- **STATED PROBLEM**
What follows is a listing to be transcribed exactly.

##### RAW DATA

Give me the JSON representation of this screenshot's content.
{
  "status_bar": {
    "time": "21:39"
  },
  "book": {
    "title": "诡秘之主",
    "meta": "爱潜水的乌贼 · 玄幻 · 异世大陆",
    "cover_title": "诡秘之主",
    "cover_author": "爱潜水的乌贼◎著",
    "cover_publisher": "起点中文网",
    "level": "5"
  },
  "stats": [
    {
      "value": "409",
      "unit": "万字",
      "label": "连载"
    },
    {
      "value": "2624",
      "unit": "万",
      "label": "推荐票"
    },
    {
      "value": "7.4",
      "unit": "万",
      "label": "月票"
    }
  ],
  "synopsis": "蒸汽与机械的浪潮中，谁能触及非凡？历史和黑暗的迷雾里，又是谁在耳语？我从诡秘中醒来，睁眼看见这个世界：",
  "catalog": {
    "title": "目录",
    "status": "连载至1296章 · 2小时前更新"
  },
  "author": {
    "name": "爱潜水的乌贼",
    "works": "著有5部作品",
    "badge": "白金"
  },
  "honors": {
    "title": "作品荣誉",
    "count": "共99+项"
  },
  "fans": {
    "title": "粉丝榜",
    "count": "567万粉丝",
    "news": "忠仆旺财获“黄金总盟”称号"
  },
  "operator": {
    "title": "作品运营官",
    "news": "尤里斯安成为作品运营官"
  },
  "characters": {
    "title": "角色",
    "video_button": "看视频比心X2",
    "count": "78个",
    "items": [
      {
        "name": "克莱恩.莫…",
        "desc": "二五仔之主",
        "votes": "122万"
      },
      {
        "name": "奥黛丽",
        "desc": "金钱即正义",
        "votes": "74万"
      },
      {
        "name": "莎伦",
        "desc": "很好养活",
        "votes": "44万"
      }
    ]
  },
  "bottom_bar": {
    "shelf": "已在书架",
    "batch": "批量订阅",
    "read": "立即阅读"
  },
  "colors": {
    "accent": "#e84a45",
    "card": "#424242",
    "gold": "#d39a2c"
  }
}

##########

- **TASK SOLUTION**
Give me the JSON representation of this screenshot's content.
{
  "status_bar": {
    "time": "21:39"
  },
  "book": {
    "title": "诡秘之主",
    "meta": "爱潜水的乌贼 · 玄幻 · 异世大陆",
    "cover_title": "诡秘之主",
    "cover_author": "爱潜水的乌贼◎著",
    "cover_publisher": "起点中文网",
    "level": "5"
  },
  "stats": [
    {
      "value": "409",
      "unit": "万字",
      "label": "连载"
    },
    {
      "value": "2624",
      "unit": "万",
      "label": "推荐票"
    },
    {
      "value": "7.4",
      "unit": "万",
      "label": "月票"
    }
  ],
  "synopsis": "蒸汽与机械的浪潮中，谁能触及非凡？历史和黑暗的迷雾里，又是谁在耳语？我从诡秘中醒来，睁眼看见这个世界：",
  "catalog": {
    "title": "目录",
    "status": "连载至1296章 · 2小时前更新"
  },
  "author": {
    "name": "爱潜水的乌贼",
    "works": "著有5部作品",
    "badge": "白金"
  },
  "honors": {
    "title": "作品荣誉",
    "count": "共99+项"
  },
  "fans": {
    "title": "粉丝榜",
    "count": "567万粉丝",
    "news": "忠仆旺财获“黄金总盟”称号"
  },
  "operator": {
    "title": "作品运营官",
    "news": "尤里斯安成为作品运营官"
  },
  "characters": {
    "title": "角色",
    "video_button": "看视频比心X2",
    "count": "78个",
    "items": [
      {
        "name": "克莱恩.莫…",
        "desc": "二五仔之主",
        "votes": "122万"
      },
      {
        "name": "奥黛丽",
        "desc": "金钱即正义",
        "votes": "74万"
      },
      {
        "name": "莎伦",
        "desc": "很好养活",
        "votes": "44万"
      }
    ]
  },
  "bottom_bar": {
    "shelf": "已在书架",
    "batch": "批量订阅",
    "read": "立即阅读"
  },
  "colors": {
    "accent": "#e84a45",
    "card": "#424242",
    "gold": "#d39a2c"
  }
}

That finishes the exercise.